— Begin Entries shown —

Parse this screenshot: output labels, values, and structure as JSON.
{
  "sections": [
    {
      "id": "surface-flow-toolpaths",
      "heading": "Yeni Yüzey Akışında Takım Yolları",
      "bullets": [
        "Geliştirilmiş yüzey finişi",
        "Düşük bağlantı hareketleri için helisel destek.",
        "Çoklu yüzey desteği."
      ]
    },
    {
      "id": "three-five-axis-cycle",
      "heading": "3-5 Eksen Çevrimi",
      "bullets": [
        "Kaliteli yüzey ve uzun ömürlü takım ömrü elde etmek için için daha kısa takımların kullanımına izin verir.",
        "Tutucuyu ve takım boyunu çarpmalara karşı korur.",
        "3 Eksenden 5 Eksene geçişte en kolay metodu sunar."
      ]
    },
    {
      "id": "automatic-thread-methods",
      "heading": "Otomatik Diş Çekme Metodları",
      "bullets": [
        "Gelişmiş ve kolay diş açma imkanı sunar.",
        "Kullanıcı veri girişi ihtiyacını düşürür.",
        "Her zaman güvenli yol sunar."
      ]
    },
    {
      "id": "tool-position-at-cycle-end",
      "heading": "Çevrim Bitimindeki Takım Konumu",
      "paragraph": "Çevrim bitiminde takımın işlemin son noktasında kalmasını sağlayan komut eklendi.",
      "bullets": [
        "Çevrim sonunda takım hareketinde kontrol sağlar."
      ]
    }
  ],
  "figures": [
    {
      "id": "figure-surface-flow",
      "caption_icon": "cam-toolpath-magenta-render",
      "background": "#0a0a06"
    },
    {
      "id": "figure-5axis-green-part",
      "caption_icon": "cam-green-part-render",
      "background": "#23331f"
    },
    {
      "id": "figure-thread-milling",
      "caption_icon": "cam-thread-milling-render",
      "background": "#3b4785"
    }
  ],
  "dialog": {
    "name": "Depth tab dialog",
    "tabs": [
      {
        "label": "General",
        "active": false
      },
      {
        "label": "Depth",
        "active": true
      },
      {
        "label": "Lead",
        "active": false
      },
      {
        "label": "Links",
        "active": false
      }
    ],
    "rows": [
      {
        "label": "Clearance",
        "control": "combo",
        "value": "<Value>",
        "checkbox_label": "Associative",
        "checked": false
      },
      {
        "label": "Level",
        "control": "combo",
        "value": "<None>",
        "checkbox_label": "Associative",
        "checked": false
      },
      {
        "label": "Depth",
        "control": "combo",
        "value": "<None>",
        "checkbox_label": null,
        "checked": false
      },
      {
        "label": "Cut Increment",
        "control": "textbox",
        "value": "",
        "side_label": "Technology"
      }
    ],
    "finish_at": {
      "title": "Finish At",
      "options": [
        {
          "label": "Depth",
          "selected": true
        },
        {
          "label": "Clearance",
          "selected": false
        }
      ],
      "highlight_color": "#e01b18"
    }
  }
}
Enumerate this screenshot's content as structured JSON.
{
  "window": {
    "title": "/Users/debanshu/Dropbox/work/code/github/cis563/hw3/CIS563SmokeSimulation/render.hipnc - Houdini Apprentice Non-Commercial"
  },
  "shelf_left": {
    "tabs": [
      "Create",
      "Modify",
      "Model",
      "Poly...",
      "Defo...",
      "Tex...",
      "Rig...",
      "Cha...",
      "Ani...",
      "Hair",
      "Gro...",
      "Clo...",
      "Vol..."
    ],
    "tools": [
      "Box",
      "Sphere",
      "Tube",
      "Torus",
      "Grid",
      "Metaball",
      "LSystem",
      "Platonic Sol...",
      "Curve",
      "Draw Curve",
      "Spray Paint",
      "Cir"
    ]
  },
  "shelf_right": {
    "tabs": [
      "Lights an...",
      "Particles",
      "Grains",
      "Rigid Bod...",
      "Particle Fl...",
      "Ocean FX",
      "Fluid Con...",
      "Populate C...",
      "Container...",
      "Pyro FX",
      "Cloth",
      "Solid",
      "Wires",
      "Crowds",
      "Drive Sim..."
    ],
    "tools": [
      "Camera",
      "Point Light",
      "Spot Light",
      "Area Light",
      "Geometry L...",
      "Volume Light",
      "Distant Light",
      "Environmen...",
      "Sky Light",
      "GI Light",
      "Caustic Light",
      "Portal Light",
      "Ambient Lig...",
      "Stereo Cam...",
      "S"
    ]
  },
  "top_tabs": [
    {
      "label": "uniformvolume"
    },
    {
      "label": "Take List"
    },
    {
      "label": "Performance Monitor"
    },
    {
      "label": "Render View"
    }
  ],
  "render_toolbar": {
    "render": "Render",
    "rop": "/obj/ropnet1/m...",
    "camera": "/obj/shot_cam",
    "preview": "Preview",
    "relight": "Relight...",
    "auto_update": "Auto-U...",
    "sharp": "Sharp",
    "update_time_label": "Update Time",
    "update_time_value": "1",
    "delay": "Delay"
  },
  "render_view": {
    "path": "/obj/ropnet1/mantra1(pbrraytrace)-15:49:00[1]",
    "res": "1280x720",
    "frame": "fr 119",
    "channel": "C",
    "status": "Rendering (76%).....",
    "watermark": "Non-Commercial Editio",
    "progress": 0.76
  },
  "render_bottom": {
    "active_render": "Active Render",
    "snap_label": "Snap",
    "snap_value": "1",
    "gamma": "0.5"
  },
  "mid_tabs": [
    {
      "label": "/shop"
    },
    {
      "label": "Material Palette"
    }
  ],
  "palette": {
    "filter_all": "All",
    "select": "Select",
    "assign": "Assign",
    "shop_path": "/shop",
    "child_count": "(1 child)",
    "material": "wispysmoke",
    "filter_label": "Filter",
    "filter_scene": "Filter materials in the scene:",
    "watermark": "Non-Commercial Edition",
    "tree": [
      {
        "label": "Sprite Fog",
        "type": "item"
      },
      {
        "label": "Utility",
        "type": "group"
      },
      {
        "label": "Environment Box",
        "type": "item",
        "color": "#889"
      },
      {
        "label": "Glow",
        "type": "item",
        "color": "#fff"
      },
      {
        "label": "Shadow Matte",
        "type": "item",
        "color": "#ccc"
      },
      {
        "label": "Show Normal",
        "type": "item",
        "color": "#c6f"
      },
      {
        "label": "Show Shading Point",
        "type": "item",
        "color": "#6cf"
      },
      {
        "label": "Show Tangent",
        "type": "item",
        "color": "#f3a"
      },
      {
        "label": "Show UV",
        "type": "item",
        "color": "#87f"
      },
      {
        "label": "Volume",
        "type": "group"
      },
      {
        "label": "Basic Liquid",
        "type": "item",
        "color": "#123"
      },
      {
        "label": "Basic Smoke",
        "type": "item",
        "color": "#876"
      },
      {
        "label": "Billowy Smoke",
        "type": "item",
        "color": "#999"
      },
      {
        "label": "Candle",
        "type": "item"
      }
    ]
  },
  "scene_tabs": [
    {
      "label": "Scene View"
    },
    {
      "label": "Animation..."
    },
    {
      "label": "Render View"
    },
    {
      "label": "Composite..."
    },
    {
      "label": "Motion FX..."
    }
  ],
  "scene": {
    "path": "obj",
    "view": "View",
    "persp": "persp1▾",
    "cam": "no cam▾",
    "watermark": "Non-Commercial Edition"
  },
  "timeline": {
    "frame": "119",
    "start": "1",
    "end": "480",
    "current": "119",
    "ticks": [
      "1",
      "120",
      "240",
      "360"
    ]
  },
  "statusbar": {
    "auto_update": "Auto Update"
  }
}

— End Entries shown —

### Stated goal
Which lines contain "Depth"? Copy each of them.

### Answer
    "name": "Depth tab dialog",
        "label": "Depth",
        "label": "Depth",
          "label": "Depth",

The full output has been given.